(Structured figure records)
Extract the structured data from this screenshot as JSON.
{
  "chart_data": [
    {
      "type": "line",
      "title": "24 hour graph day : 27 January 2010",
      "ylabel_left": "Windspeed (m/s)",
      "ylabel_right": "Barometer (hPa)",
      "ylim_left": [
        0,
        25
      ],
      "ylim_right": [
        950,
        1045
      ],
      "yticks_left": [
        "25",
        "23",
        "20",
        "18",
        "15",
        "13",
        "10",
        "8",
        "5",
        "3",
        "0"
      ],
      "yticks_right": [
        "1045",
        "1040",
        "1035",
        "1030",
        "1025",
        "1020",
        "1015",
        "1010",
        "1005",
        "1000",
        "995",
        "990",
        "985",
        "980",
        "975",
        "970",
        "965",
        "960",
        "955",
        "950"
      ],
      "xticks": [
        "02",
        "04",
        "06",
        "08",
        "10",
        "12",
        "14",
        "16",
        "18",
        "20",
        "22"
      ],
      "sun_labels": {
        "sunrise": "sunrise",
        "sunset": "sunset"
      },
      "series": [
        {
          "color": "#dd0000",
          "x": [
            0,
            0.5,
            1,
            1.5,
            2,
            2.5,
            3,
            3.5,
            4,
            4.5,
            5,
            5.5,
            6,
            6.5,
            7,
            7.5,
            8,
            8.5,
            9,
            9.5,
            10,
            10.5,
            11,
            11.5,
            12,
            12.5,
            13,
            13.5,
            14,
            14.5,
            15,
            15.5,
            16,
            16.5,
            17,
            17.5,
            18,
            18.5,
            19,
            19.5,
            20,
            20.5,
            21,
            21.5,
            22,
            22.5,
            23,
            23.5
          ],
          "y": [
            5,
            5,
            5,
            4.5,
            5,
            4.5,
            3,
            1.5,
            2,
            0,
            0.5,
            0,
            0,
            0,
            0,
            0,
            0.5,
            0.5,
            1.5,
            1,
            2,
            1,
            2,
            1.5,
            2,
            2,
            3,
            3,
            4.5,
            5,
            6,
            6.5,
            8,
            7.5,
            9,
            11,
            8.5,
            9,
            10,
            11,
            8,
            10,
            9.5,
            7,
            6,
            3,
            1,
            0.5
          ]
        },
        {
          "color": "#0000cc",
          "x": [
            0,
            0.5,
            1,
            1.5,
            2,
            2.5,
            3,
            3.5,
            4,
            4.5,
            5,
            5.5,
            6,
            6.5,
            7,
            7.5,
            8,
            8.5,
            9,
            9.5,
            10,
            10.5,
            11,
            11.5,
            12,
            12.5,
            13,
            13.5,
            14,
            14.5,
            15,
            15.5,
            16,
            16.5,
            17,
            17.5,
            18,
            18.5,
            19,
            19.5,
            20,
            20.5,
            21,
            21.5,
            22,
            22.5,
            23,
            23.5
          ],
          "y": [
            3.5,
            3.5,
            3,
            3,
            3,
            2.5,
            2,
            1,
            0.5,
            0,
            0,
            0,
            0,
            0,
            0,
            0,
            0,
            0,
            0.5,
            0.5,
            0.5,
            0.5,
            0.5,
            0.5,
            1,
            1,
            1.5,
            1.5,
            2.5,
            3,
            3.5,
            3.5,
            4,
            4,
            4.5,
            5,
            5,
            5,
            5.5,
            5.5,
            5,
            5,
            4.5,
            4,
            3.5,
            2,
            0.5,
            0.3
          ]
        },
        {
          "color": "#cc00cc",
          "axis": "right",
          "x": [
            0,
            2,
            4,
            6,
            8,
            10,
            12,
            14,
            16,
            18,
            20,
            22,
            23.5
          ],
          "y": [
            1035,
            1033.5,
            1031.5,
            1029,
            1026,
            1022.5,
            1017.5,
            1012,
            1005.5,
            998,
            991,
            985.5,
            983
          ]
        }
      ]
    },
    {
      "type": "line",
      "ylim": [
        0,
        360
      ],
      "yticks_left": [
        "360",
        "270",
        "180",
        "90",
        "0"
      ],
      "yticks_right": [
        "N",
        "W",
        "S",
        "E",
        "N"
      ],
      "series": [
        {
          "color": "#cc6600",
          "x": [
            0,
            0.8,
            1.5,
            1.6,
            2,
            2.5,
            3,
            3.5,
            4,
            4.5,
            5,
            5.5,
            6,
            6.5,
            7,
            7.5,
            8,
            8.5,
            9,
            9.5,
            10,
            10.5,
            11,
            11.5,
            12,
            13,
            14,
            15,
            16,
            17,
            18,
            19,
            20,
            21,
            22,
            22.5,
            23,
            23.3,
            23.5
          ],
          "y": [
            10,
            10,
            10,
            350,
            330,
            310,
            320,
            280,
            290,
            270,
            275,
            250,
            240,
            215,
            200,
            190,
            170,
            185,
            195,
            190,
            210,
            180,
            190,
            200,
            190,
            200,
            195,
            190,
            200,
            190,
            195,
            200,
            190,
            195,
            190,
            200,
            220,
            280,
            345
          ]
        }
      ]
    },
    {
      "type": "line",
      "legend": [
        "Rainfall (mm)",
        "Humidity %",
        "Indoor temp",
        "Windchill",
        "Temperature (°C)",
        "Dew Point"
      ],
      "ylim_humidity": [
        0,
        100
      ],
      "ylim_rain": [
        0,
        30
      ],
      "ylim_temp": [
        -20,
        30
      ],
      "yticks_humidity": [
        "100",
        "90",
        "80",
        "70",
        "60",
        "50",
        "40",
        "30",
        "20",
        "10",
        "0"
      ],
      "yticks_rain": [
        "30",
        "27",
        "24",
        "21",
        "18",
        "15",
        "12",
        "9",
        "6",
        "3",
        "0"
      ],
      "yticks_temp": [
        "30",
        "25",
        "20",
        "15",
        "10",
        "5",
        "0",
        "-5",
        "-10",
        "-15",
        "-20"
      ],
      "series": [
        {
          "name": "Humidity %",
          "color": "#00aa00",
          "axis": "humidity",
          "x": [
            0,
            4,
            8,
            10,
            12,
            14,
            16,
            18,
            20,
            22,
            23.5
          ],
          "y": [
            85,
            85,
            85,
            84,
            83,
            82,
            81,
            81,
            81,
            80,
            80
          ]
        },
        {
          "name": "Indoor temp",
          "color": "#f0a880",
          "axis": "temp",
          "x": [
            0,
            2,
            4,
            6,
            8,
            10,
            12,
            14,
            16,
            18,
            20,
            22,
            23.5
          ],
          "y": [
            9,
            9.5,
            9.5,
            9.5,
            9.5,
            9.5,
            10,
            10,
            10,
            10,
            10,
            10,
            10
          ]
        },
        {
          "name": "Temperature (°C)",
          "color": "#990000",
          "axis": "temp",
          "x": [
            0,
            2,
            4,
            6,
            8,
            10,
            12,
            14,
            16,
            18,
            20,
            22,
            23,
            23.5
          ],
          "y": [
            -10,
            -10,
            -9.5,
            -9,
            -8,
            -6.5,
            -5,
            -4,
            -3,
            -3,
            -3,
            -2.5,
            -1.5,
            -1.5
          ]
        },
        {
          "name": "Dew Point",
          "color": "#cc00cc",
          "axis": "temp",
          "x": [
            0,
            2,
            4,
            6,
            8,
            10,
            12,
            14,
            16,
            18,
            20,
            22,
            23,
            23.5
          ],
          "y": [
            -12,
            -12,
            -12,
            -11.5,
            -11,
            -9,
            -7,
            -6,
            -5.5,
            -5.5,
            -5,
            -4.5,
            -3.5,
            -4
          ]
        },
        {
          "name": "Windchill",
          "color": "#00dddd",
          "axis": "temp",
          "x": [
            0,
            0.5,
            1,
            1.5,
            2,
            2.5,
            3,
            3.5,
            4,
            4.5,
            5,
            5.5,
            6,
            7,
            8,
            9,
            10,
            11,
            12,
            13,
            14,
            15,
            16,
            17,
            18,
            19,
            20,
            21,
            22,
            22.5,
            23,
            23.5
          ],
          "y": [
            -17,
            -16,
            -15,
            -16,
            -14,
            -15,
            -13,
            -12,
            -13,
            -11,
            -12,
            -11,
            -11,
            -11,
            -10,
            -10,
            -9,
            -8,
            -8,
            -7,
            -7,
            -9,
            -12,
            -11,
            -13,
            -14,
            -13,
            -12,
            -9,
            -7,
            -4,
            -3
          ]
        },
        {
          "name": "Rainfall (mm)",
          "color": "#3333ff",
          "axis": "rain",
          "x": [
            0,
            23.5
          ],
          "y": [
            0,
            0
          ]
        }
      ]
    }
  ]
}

■ **Request**
Within the entries above, report how many lines include "color", and keep the answer to the number.

■ **Solution to the exercise**
10